Instruction
Could you write out, word for word and with nothing else, everything in the records from the line containing "x-tick-label: 3 <box>592 682 606 701</box>" down to the line containing "point <box>1120 275 1142 297</box>", including both of those lines?

Source data
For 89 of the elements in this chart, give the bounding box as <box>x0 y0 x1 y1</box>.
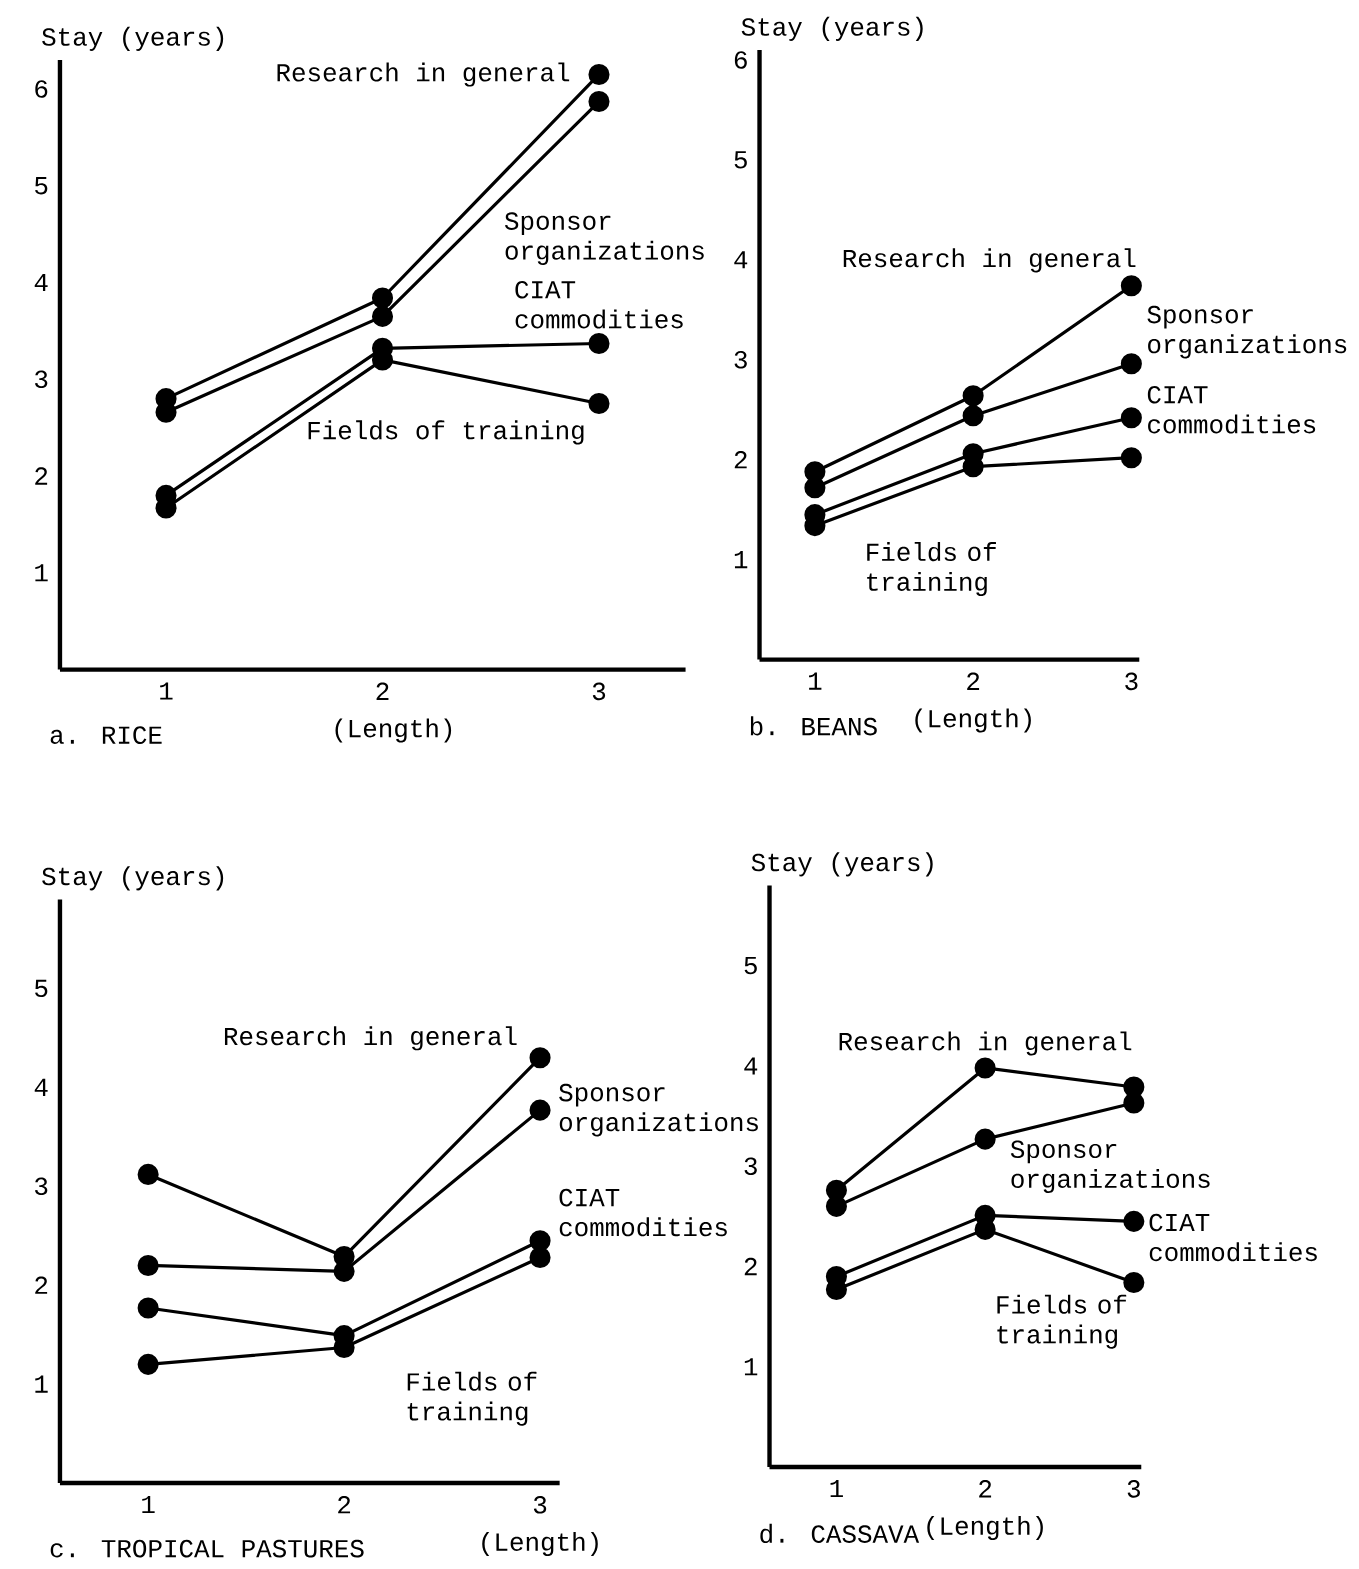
x-tick-label: 3 <box>592 682 606 701</box>
x-tick-label: 1 <box>808 672 822 690</box>
y-tick-label: 1 <box>734 551 748 569</box>
text: c. TROPICAL PASTURES <box>50 1539 364 1558</box>
y-axis-title: Stay (years) <box>42 26 224 51</box>
series-label: Fields of training <box>997 1294 1127 1349</box>
text: a. RICE <box>50 726 162 744</box>
point <box>1123 1210 1145 1232</box>
point <box>529 1047 551 1069</box>
series-label: Fields of training <box>407 1371 537 1426</box>
y-tick-label: 2 <box>734 451 747 469</box>
y-axis-title: Stay (years) <box>42 866 224 891</box>
series-label: Research in general <box>843 248 1136 273</box>
point <box>588 63 610 86</box>
x-axis-title: (Length) <box>915 708 1031 733</box>
point <box>529 1230 551 1252</box>
text: d. CASSAVA <box>760 1523 920 1543</box>
y-tick-label: 2 <box>35 1276 48 1294</box>
y-tick-label: 2 <box>744 1257 757 1276</box>
y-tick-label: 6 <box>35 80 48 98</box>
point <box>588 91 610 113</box>
point <box>1120 275 1142 297</box>
y-tick-label: 3 <box>34 370 48 389</box>
series-label: CIAT commodities <box>559 1188 727 1237</box>
point <box>825 1195 847 1217</box>
y-tick-label: 5 <box>34 177 48 195</box>
point <box>137 1254 159 1276</box>
y-tick-label: 6 <box>734 51 747 69</box>
y-tick-label: 5 <box>34 979 48 998</box>
y-tick-label: 3 <box>744 1157 757 1175</box>
x-tick-label: 3 <box>1127 1480 1140 1498</box>
series-label: Fields of training <box>867 542 996 597</box>
x-tick-label: 3 <box>1125 672 1138 691</box>
y-axis-title: Stay (years) <box>751 852 933 877</box>
x-tick-label: 2 <box>979 1480 992 1498</box>
y-tick-label: 1 <box>35 564 48 582</box>
y-tick-label: 4 <box>34 1078 48 1096</box>
x-tick-label: 2 <box>338 1496 350 1514</box>
point <box>529 1246 551 1269</box>
x-tick-label: 1 <box>830 1480 843 1498</box>
point <box>588 332 610 355</box>
point <box>137 1297 159 1319</box>
x-tick-label: 2 <box>967 672 980 690</box>
x-axis-title: (Length) <box>335 718 452 743</box>
point <box>974 1128 996 1150</box>
series-label: Research in general <box>839 1031 1132 1056</box>
y-tick-label: 5 <box>744 957 757 975</box>
series-label: Sponsor organizations <box>1147 305 1347 359</box>
series-label: Sponsor organizations <box>559 1083 758 1137</box>
point <box>137 1353 159 1375</box>
y-tick-label: 2 <box>35 467 48 485</box>
series-label: CIAT commodities <box>515 280 683 329</box>
point <box>1120 447 1142 469</box>
y-axis-title: Stay (years) <box>741 16 923 41</box>
point <box>371 305 393 327</box>
point <box>588 392 610 415</box>
series-label: CIAT commodities <box>1147 385 1316 434</box>
point <box>962 405 984 427</box>
x-tick-label: 1 <box>142 1496 155 1514</box>
y-tick-label: 1 <box>744 1358 758 1376</box>
series-label: Research in general <box>277 62 570 87</box>
point <box>1120 407 1142 429</box>
y-tick-label: 1 <box>35 1375 48 1393</box>
x-axis-title: (Length) <box>927 1515 1043 1541</box>
series-label: CIAT commodities <box>1149 1213 1317 1262</box>
y-tick-label: 4 <box>744 1057 758 1075</box>
series-label: Research in general <box>224 1026 517 1051</box>
x-tick-label: 1 <box>160 682 173 700</box>
point <box>371 287 393 309</box>
y-tick-label: 3 <box>34 1177 48 1196</box>
series-label: Sponsor organizations <box>504 212 704 265</box>
point <box>962 385 984 407</box>
point <box>529 1099 551 1121</box>
point <box>804 477 826 499</box>
series-label: Fields of training <box>308 420 584 445</box>
text: b. BEANS <box>750 716 877 736</box>
x-tick-label: 3 <box>533 1496 547 1514</box>
x-axis-title: (Length) <box>482 1531 598 1557</box>
point <box>1123 1271 1145 1294</box>
y-tick-label: 4 <box>34 273 48 292</box>
x-tick-label: 2 <box>376 682 389 700</box>
point <box>137 1163 159 1185</box>
y-tick-label: 4 <box>734 251 748 269</box>
y-tick-label: 3 <box>734 350 747 369</box>
series-label: Sponsor organizations <box>1010 1140 1210 1194</box>
point <box>1120 353 1142 375</box>
y-tick-label: 5 <box>734 151 747 169</box>
point <box>1123 1092 1145 1114</box>
point <box>974 1057 996 1079</box>
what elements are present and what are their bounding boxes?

Expected answer
x-tick-label: 3 <box>592 682 606 701</box>
x-tick-label: 1 <box>808 672 822 690</box>
y-tick-label: 1 <box>734 551 748 569</box>
text: c. TROPICAL PASTURES <box>50 1539 364 1558</box>
y-axis-title: Stay (years) <box>42 26 224 51</box>
series-label: Fields of training <box>997 1294 1127 1349</box>
text: a. RICE <box>50 726 162 744</box>
point <box>1123 1210 1145 1232</box>
point <box>529 1047 551 1069</box>
series-label: Fields of training <box>407 1371 537 1426</box>
y-tick-label: 2 <box>734 451 747 469</box>
y-axis-title: Stay (years) <box>42 866 224 891</box>
series-label: Research in general <box>843 248 1136 273</box>
point <box>588 63 610 86</box>
x-axis-title: (Length) <box>915 708 1031 733</box>
point <box>529 1230 551 1252</box>
text: d. CASSAVA <box>760 1523 920 1543</box>
y-tick-label: 2 <box>35 1276 48 1294</box>
y-tick-label: 2 <box>744 1257 757 1276</box>
y-tick-label: 6 <box>35 80 48 98</box>
point <box>588 91 610 113</box>
point <box>1120 275 1142 297</box>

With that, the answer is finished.